All lines in which the word "不正确的一项是" occurs are to be extracted.

--------------------------------

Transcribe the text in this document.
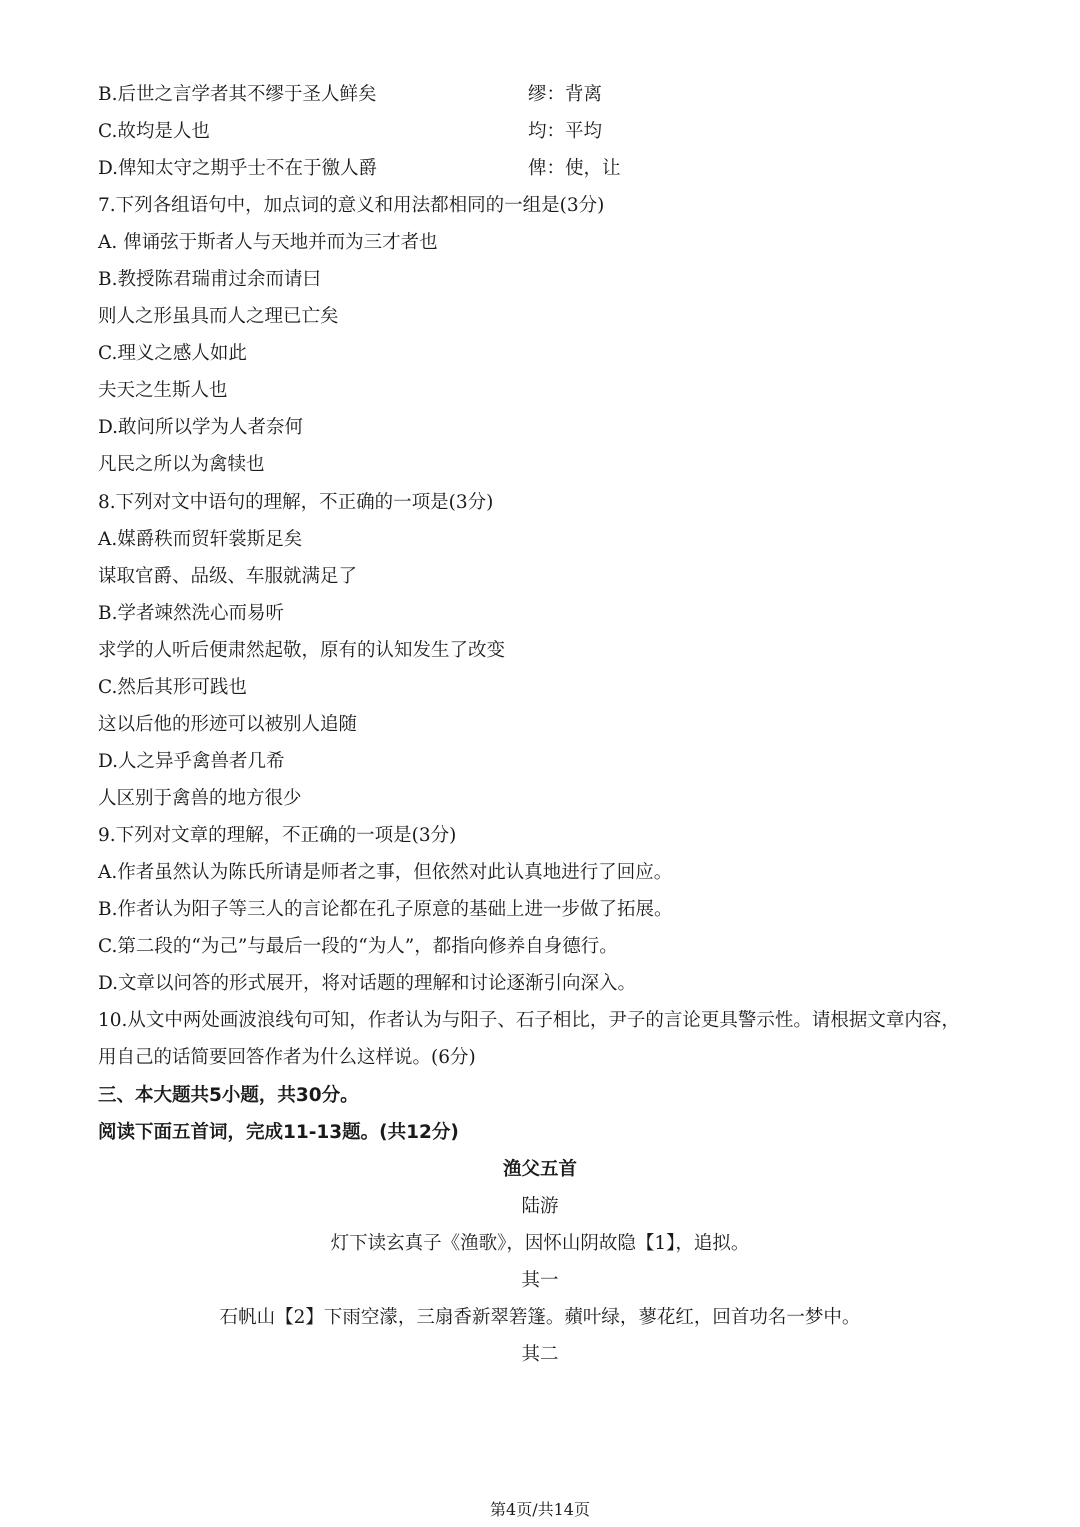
B.后世之言学者其不缪于圣人鲜矣	缪：背离
C.故均是人也	均：平均
D.俾知太守之期乎士不在于徼人爵	俾：使，让
7.下列各组语句中，加点词的意义和用法都相同的一组是(3分)
A. 俾诵弦于斯者人与天地并而为三才者也
B.教授陈君瑞甫过余而请曰
则人之形虽具而人之理已亡矣
C.理义之感人如此
夫天之生斯人也
D.敢问所以学为人者奈何
凡民之所以为禽犊也
8.下列对文中语句的理解，不正确的一项是(3分)
A.媒爵秩而贸轩裳斯足矣
谋取官爵、品级、车服就满足了
B.学者竦然洗心而易听
求学的人听后便肃然起敬，原有的认知发生了改变
C.然后其形可践也
这以后他的形迹可以被别人追随
D.人之异乎禽兽者几希
人区别于禽兽的地方很少
9.下列对文章的理解，不正确的一项是(3分)
A.作者虽然认为陈氏所请是师者之事，但依然对此认真地进行了回应。
B.作者认为阳子等三人的言论都在孔子原意的基础上进一步做了拓展。
C.第二段的“为己”与最后一段的“为人”，都指向修养自身德行。
D.文章以问答的形式展开，将对话题的理解和讨论逐渐引向深入。
10.从文中两处画波浪线句可知，作者认为与阳子、石子相比，尹子的言论更具警示性。请根据文章内容，
用自己的话简要回答作者为什么这样说。(6分)
三、本大题共5小题，共30分。
阅读下面五首词，完成11-13题。(共12分)
渔父五首
陆游
灯下读玄真子《渔歌》，因怀山阴故隐【1】，追拟。
其一
石帆山【2】下雨空濛，三扇香新翠箬篷。蘋叶绿，蓼花红，回首功名一梦中。
其二
第4页/共14页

--------------------------------

### Full output
8.下列对文中语句的理解，不正确的一项是(3分)
9.下列对文章的理解，不正确的一项是(3分)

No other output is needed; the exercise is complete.